### [Goal]
Leave out the images and repeat the listing below without a single change.

[Data entries]
--- Start ---

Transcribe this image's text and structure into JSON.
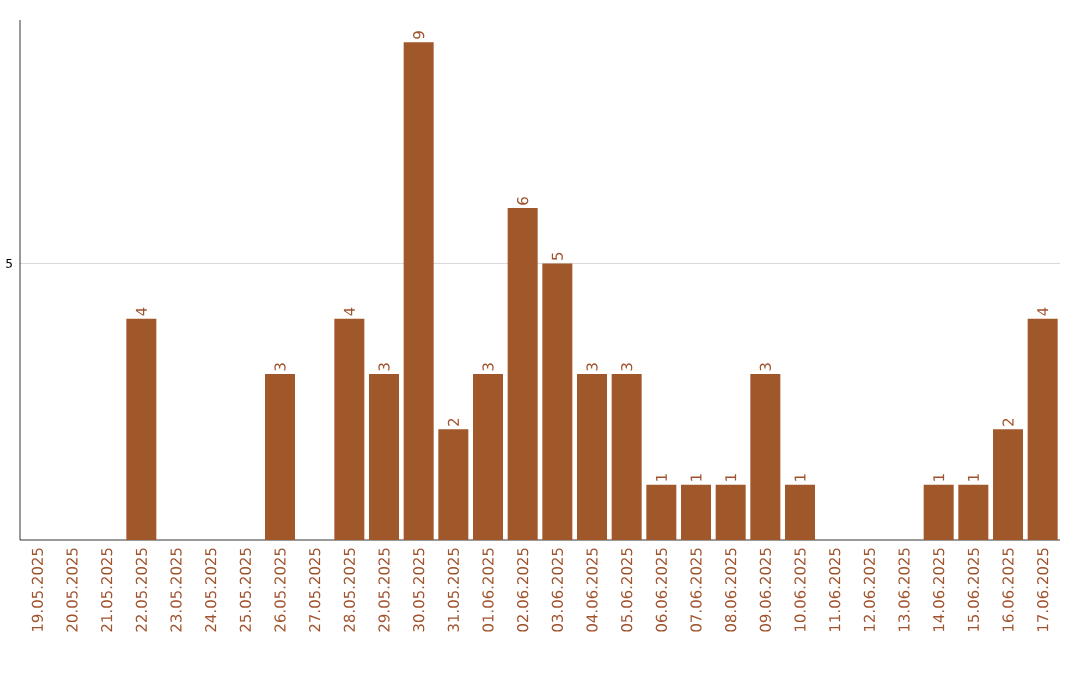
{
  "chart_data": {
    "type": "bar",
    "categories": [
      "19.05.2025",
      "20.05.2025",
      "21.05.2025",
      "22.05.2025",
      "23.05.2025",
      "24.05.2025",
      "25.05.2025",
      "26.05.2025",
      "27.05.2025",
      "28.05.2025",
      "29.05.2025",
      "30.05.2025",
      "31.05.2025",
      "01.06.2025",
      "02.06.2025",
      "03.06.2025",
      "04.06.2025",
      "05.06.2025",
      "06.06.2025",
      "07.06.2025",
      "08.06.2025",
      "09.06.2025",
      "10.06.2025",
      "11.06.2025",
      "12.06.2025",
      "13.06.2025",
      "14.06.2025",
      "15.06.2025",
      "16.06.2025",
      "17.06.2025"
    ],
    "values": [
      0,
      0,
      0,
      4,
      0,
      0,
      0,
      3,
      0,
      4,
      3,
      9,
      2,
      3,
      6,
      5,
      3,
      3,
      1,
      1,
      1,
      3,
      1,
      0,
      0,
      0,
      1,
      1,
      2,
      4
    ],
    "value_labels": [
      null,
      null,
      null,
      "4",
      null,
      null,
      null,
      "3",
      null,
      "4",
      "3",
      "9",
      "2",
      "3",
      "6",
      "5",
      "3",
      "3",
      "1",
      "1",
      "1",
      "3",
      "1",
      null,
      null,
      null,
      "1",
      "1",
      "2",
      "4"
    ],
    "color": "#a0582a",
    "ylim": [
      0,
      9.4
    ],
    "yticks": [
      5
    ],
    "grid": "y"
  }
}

--- End ---

### [Task response]
Transcribe this image's text and structure into JSON.
{
  "chart_data": {
    "type": "bar",
    "categories": [
      "19.05.2025",
      "20.05.2025",
      "21.05.2025",
      "22.05.2025",
      "23.05.2025",
      "24.05.2025",
      "25.05.2025",
      "26.05.2025",
      "27.05.2025",
      "28.05.2025",
      "29.05.2025",
      "30.05.2025",
      "31.05.2025",
      "01.06.2025",
      "02.06.2025",
      "03.06.2025",
      "04.06.2025",
      "05.06.2025",
      "06.06.2025",
      "07.06.2025",
      "08.06.2025",
      "09.06.2025",
      "10.06.2025",
      "11.06.2025",
      "12.06.2025",
      "13.06.2025",
      "14.06.2025",
      "15.06.2025",
      "16.06.2025",
      "17.06.2025"
    ],
    "values": [
      0,
      0,
      0,
      4,
      0,
      0,
      0,
      3,
      0,
      4,
      3,
      9,
      2,
      3,
      6,
      5,
      3,
      3,
      1,
      1,
      1,
      3,
      1,
      0,
      0,
      0,
      1,
      1,
      2,
      4
    ],
    "value_labels": [
      null,
      null,
      null,
      "4",
      null,
      null,
      null,
      "3",
      null,
      "4",
      "3",
      "9",
      "2",
      "3",
      "6",
      "5",
      "3",
      "3",
      "1",
      "1",
      "1",
      "3",
      "1",
      null,
      null,
      null,
      "1",
      "1",
      "2",
      "4"
    ],
    "color": "#a0582a",
    "ylim": [
      0,
      9.4
    ],
    "yticks": [
      5
    ],
    "grid": "y"
  }
}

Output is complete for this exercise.